Task data

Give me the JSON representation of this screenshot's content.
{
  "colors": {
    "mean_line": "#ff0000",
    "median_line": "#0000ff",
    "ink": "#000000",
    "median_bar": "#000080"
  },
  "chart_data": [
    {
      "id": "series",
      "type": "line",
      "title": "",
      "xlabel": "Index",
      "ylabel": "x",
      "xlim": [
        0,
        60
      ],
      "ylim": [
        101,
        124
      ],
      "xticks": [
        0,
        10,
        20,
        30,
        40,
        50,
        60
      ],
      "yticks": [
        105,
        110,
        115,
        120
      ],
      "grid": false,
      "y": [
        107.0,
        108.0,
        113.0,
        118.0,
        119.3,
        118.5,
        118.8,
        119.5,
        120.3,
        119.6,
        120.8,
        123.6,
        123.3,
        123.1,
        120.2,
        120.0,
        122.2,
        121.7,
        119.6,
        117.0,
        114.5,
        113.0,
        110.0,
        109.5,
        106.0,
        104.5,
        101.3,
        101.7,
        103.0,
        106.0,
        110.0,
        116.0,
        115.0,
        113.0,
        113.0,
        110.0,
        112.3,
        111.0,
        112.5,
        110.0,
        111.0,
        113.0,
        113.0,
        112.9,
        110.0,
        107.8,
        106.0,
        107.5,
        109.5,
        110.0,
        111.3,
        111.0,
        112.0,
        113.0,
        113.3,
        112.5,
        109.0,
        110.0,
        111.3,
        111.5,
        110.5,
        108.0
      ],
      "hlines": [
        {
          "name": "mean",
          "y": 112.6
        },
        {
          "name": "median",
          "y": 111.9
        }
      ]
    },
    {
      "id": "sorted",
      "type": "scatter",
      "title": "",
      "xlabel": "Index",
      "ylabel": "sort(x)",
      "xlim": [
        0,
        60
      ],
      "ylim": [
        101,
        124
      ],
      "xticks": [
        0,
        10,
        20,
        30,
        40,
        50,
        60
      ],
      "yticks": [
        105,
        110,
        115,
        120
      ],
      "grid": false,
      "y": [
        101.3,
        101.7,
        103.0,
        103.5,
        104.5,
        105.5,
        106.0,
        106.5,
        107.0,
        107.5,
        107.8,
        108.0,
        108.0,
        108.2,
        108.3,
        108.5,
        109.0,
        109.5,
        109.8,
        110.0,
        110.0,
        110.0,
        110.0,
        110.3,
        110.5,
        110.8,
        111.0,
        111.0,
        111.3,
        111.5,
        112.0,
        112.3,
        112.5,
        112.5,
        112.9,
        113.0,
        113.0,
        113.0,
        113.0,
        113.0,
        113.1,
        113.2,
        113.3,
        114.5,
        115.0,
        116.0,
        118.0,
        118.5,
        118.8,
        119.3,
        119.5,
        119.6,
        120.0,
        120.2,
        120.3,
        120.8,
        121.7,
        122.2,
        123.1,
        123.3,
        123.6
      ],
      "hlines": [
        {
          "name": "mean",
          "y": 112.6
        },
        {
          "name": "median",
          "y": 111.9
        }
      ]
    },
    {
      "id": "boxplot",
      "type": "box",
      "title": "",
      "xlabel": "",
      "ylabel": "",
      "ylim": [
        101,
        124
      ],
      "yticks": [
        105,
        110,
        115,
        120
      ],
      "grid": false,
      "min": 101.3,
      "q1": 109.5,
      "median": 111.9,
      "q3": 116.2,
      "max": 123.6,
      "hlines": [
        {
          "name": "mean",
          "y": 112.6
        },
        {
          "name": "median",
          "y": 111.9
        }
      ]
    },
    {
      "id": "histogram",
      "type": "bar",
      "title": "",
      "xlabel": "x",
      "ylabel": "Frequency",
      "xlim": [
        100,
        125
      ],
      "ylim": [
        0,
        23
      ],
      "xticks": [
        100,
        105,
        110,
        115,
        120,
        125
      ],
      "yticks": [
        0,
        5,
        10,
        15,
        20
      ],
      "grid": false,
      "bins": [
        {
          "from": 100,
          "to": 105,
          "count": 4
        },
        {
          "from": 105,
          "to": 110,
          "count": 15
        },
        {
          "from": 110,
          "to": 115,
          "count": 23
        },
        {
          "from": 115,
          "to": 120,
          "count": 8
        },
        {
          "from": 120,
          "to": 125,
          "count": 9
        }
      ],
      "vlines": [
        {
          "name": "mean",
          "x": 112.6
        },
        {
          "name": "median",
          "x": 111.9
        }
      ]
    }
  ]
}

Instruction
Which lines hold the word "ylabel"? Show each one.

Answer to the task
      "ylabel": "x",
      "ylabel": "sort(x)",
      "ylabel": "",
      "ylabel": "Frequency",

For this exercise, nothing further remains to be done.